Task description:
Reproduce the following lines verbatim, without altering any character.
##############################
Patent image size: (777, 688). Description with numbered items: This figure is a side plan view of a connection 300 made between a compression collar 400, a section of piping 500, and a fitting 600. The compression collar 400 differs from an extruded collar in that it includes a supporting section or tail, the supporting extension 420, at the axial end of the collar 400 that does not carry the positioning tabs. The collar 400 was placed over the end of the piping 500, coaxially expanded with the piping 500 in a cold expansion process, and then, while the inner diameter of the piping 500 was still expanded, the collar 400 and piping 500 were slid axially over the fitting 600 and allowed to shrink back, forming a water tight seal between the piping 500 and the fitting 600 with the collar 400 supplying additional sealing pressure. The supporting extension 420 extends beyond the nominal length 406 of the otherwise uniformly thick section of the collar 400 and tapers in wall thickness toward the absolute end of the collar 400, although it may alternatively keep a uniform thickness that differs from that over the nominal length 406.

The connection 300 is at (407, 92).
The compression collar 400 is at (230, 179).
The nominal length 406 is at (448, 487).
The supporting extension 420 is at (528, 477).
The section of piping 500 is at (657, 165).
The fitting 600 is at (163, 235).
##############################
Exercise solution:
Patent image size: (777, 688). Description with numbered items: This figure is a side plan view of a connection 300 made between a compression collar 400, a section of piping 500, and a fitting 600. The compression collar 400 differs from an extruded collar in that it includes a supporting section or tail, the supporting extension 420, at the axial end of the collar 400 that does not carry the positioning tabs. The collar 400 was placed over the end of the piping 500, coaxially expanded with the piping 500 in a cold expansion process, and then, while the inner diameter of the piping 500 was still expanded, the collar 400 and piping 500 were slid axially over the fitting 600 and allowed to shrink back, forming a water tight seal between the piping 500 and the fitting 600 with the collar 400 supplying additional sealing pressure. The supporting extension 420 extends beyond the nominal length 406 of the otherwise uniformly thick section of the collar 400 and tapers in wall thickness toward the absolute end of the collar 400, although it may alternatively keep a uniform thickness that differs from that over the nominal length 406.

The connection 300 is at (407, 92).
The compression collar 400 is at (230, 179).
The nominal length 406 is at (448, 487).
The supporting extension 420 is at (528, 477).
The section of piping 500 is at (657, 165).
The fitting 600 is at (163, 235).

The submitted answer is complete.